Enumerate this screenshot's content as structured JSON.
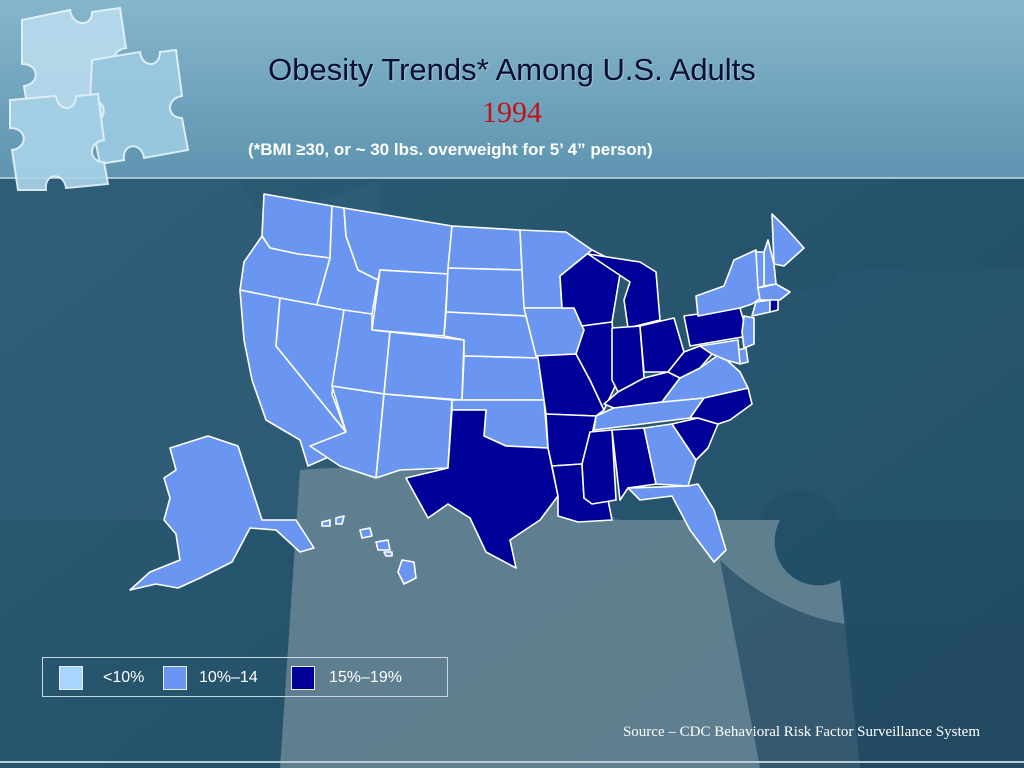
{
  "title": "Obesity Trends* Among U.S. Adults",
  "year": "1994",
  "subtitle": "(*BMI ≥30, or ~ 30 lbs. overweight for 5’ 4” person)",
  "legend": [
    {
      "label": "<10%",
      "color": "#a9d4ff",
      "category": "lt10"
    },
    {
      "label": "10%–14",
      "color": "#6a96f2",
      "category": "10to14"
    },
    {
      "label": "15%–19%",
      "color": "#000099",
      "category": "15to19"
    }
  ],
  "source": "Source – CDC Behavioral Risk Factor Surveillance System",
  "colors": {
    "background": "#2a5a73",
    "header": "#6fa3bd",
    "title": "#0a1030",
    "year": "#c0141a"
  },
  "states": [
    {
      "name": "Washington",
      "category": "10to14"
    },
    {
      "name": "Oregon",
      "category": "10to14"
    },
    {
      "name": "California",
      "category": "10to14"
    },
    {
      "name": "Idaho",
      "category": "10to14"
    },
    {
      "name": "Nevada",
      "category": "10to14"
    },
    {
      "name": "Montana",
      "category": "10to14"
    },
    {
      "name": "Wyoming",
      "category": "10to14"
    },
    {
      "name": "Utah",
      "category": "10to14"
    },
    {
      "name": "Arizona",
      "category": "10to14"
    },
    {
      "name": "Colorado",
      "category": "10to14"
    },
    {
      "name": "New Mexico",
      "category": "10to14"
    },
    {
      "name": "North Dakota",
      "category": "10to14"
    },
    {
      "name": "South Dakota",
      "category": "10to14"
    },
    {
      "name": "Nebraska",
      "category": "10to14"
    },
    {
      "name": "Kansas",
      "category": "10to14"
    },
    {
      "name": "Oklahoma",
      "category": "10to14"
    },
    {
      "name": "Texas",
      "category": "15to19"
    },
    {
      "name": "Minnesota",
      "category": "10to14"
    },
    {
      "name": "Iowa",
      "category": "10to14"
    },
    {
      "name": "Missouri",
      "category": "15to19"
    },
    {
      "name": "Arkansas",
      "category": "15to19"
    },
    {
      "name": "Louisiana",
      "category": "15to19"
    },
    {
      "name": "Wisconsin",
      "category": "15to19"
    },
    {
      "name": "Illinois",
      "category": "15to19"
    },
    {
      "name": "Michigan",
      "category": "15to19"
    },
    {
      "name": "Indiana",
      "category": "15to19"
    },
    {
      "name": "Ohio",
      "category": "15to19"
    },
    {
      "name": "Kentucky",
      "category": "15to19"
    },
    {
      "name": "Tennessee",
      "category": "10to14"
    },
    {
      "name": "Mississippi",
      "category": "15to19"
    },
    {
      "name": "Alabama",
      "category": "15to19"
    },
    {
      "name": "Georgia",
      "category": "10to14"
    },
    {
      "name": "Florida",
      "category": "10to14"
    },
    {
      "name": "South Carolina",
      "category": "15to19"
    },
    {
      "name": "North Carolina",
      "category": "15to19"
    },
    {
      "name": "Virginia",
      "category": "10to14"
    },
    {
      "name": "West Virginia",
      "category": "15to19"
    },
    {
      "name": "Pennsylvania",
      "category": "15to19"
    },
    {
      "name": "New York",
      "category": "10to14"
    },
    {
      "name": "Maine",
      "category": "10to14"
    },
    {
      "name": "New Hampshire",
      "category": "10to14"
    },
    {
      "name": "Vermont",
      "category": "10to14"
    },
    {
      "name": "Massachusetts",
      "category": "10to14"
    },
    {
      "name": "Connecticut",
      "category": "10to14"
    },
    {
      "name": "Rhode Island",
      "category": "15to19"
    },
    {
      "name": "New Jersey",
      "category": "10to14"
    },
    {
      "name": "Delaware",
      "category": "10to14"
    },
    {
      "name": "Maryland",
      "category": "10to14"
    },
    {
      "name": "Alaska",
      "category": "10to14"
    },
    {
      "name": "Hawaii",
      "category": "10to14"
    }
  ]
}
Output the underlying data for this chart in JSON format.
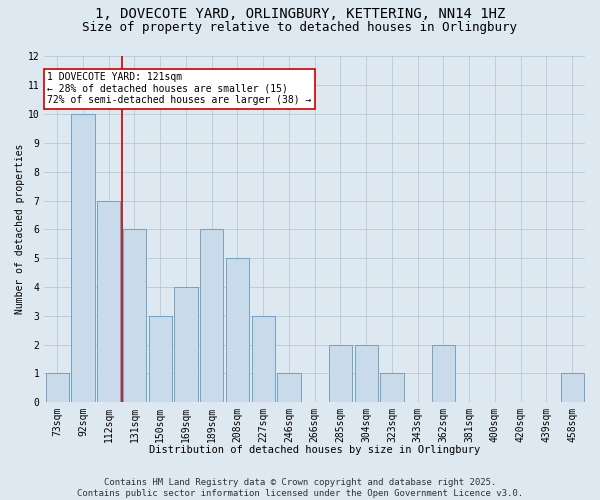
{
  "title_line1": "1, DOVECOTE YARD, ORLINGBURY, KETTERING, NN14 1HZ",
  "title_line2": "Size of property relative to detached houses in Orlingbury",
  "xlabel": "Distribution of detached houses by size in Orlingbury",
  "ylabel": "Number of detached properties",
  "categories": [
    "73sqm",
    "92sqm",
    "112sqm",
    "131sqm",
    "150sqm",
    "169sqm",
    "189sqm",
    "208sqm",
    "227sqm",
    "246sqm",
    "266sqm",
    "285sqm",
    "304sqm",
    "323sqm",
    "343sqm",
    "362sqm",
    "381sqm",
    "400sqm",
    "420sqm",
    "439sqm",
    "458sqm"
  ],
  "values": [
    1,
    10,
    7,
    6,
    3,
    4,
    6,
    5,
    3,
    1,
    0,
    2,
    2,
    1,
    0,
    2,
    0,
    0,
    0,
    0,
    1
  ],
  "bar_color": "#c9daea",
  "bar_edge_color": "#6699bb",
  "grid_color": "#b8c8d8",
  "background_color": "#dde8f0",
  "vline_x": 2.5,
  "vline_color": "#cc0000",
  "annotation_text": "1 DOVECOTE YARD: 121sqm\n← 28% of detached houses are smaller (15)\n72% of semi-detached houses are larger (38) →",
  "annotation_box_color": "#ffffff",
  "annotation_box_edge": "#cc0000",
  "ylim": [
    0,
    12
  ],
  "yticks": [
    0,
    1,
    2,
    3,
    4,
    5,
    6,
    7,
    8,
    9,
    10,
    11,
    12
  ],
  "footer": "Contains HM Land Registry data © Crown copyright and database right 2025.\nContains public sector information licensed under the Open Government Licence v3.0.",
  "title_fontsize": 10,
  "subtitle_fontsize": 9,
  "footer_fontsize": 6.5,
  "annot_fontsize": 7,
  "axis_fontsize": 7,
  "ylabel_fontsize": 7,
  "xlabel_fontsize": 7.5
}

****

→ **WHAT THIS TASK INVOLVES**
Write the full listing out again with every line unchanged, but include no pictures.

→ **FINISHED TASK**
Enumerate this screenshot's content as structured JSON.
{
  "title": "Obesity Trends* Among U.S. Adults",
  "year": "1994",
  "subtitle": "(*BMI ≥30, or ~ 30 lbs. overweight for 5’ 4” person)",
  "legend": [
    {
      "label": "<10%",
      "color": "#a9d4ff",
      "category": "lt10"
    },
    {
      "label": "10%–14",
      "color": "#6a96f2",
      "category": "10to14"
    },
    {
      "label": "15%–19%",
      "color": "#000099",
      "category": "15to19"
    }
  ],
  "source": "Source – CDC Behavioral Risk Factor Surveillance System",
  "colors": {
    "background": "#2a5a73",
    "header": "#6fa3bd",
    "title": "#0a1030",
    "year": "#c0141a"
  },
  "states": [
    {
      "name": "Washington",
      "category": "10to14"
    },
    {
      "name": "Oregon",
      "category": "10to14"
    },
    {
      "name": "California",
      "category": "10to14"
    },
    {
      "name": "Idaho",
      "category": "10to14"
    },
    {
      "name": "Nevada",
      "category": "10to14"
    },
    {
      "name": "Montana",
      "category": "10to14"
    },
    {
      "name": "Wyoming",
      "category": "10to14"
    },
    {
      "name": "Utah",
      "category": "10to14"
    },
    {
      "name": "Arizona",
      "category": "10to14"
    },
    {
      "name": "Colorado",
      "category": "10to14"
    },
    {
      "name": "New Mexico",
      "category": "10to14"
    },
    {
      "name": "North Dakota",
      "category": "10to14"
    },
    {
      "name": "South Dakota",
      "category": "10to14"
    },
    {
      "name": "Nebraska",
      "category": "10to14"
    },
    {
      "name": "Kansas",
      "category": "10to14"
    },
    {
      "name": "Oklahoma",
      "category": "10to14"
    },
    {
      "name": "Texas",
      "category": "15to19"
    },
    {
      "name": "Minnesota",
      "category": "10to14"
    },
    {
      "name": "Iowa",
      "category": "10to14"
    },
    {
      "name": "Missouri",
      "category": "15to19"
    },
    {
      "name": "Arkansas",
      "category": "15to19"
    },
    {
      "name": "Louisiana",
      "category": "15to19"
    },
    {
      "name": "Wisconsin",
      "category": "15to19"
    },
    {
      "name": "Illinois",
      "category": "15to19"
    },
    {
      "name": "Michigan",
      "category": "15to19"
    },
    {
      "name": "Indiana",
      "category": "15to19"
    },
    {
      "name": "Ohio",
      "category": "15to19"
    },
    {
      "name": "Kentucky",
      "category": "15to19"
    },
    {
      "name": "Tennessee",
      "category": "10to14"
    },
    {
      "name": "Mississippi",
      "category": "15to19"
    },
    {
      "name": "Alabama",
      "category": "15to19"
    },
    {
      "name": "Georgia",
      "category": "10to14"
    },
    {
      "name": "Florida",
      "category": "10to14"
    },
    {
      "name": "South Carolina",
      "category": "15to19"
    },
    {
      "name": "North Carolina",
      "category": "15to19"
    },
    {
      "name": "Virginia",
      "category": "10to14"
    },
    {
      "name": "West Virginia",
      "category": "15to19"
    },
    {
      "name": "Pennsylvania",
      "category": "15to19"
    },
    {
      "name": "New York",
      "category": "10to14"
    },
    {
      "name": "Maine",
      "category": "10to14"
    },
    {
      "name": "New Hampshire",
      "category": "10to14"
    },
    {
      "name": "Vermont",
      "category": "10to14"
    },
    {
      "name": "Massachusetts",
      "category": "10to14"
    },
    {
      "name": "Connecticut",
      "category": "10to14"
    },
    {
      "name": "Rhode Island",
      "category": "15to19"
    },
    {
      "name": "New Jersey",
      "category": "10to14"
    },
    {
      "name": "Delaware",
      "category": "10to14"
    },
    {
      "name": "Maryland",
      "category": "10to14"
    },
    {
      "name": "Alaska",
      "category": "10to14"
    },
    {
      "name": "Hawaii",
      "category": "10to14"
    }
  ]
}
Output the underlying data for this chart in JSON format.
{
  "title_line1": "1, DOVECOTE YARD, ORLINGBURY, KETTERING, NN14 1HZ",
  "title_line2": "Size of property relative to detached houses in Orlingbury",
  "xlabel": "Distribution of detached houses by size in Orlingbury",
  "ylabel": "Number of detached properties",
  "categories": [
    "73sqm",
    "92sqm",
    "112sqm",
    "131sqm",
    "150sqm",
    "169sqm",
    "189sqm",
    "208sqm",
    "227sqm",
    "246sqm",
    "266sqm",
    "285sqm",
    "304sqm",
    "323sqm",
    "343sqm",
    "362sqm",
    "381sqm",
    "400sqm",
    "420sqm",
    "439sqm",
    "458sqm"
  ],
  "values": [
    1,
    10,
    7,
    6,
    3,
    4,
    6,
    5,
    3,
    1,
    0,
    2,
    2,
    1,
    0,
    2,
    0,
    0,
    0,
    0,
    1
  ],
  "bar_color": "#c9daea",
  "bar_edge_color": "#6699bb",
  "grid_color": "#b8c8d8",
  "background_color": "#dde8f0",
  "vline_x": 2.5,
  "vline_color": "#cc0000",
  "annotation_text": "1 DOVECOTE YARD: 121sqm\n← 28% of detached houses are smaller (15)\n72% of semi-detached houses are larger (38) →",
  "annotation_box_color": "#ffffff",
  "annotation_box_edge": "#cc0000",
  "ylim": [
    0,
    12
  ],
  "yticks": [
    0,
    1,
    2,
    3,
    4,
    5,
    6,
    7,
    8,
    9,
    10,
    11,
    12
  ],
  "footer": "Contains HM Land Registry data © Crown copyright and database right 2025.\nContains public sector information licensed under the Open Government Licence v3.0.",
  "title_fontsize": 10,
  "subtitle_fontsize": 9,
  "footer_fontsize": 6.5,
  "annot_fontsize": 7,
  "axis_fontsize": 7,
  "ylabel_fontsize": 7,
  "xlabel_fontsize": 7.5
}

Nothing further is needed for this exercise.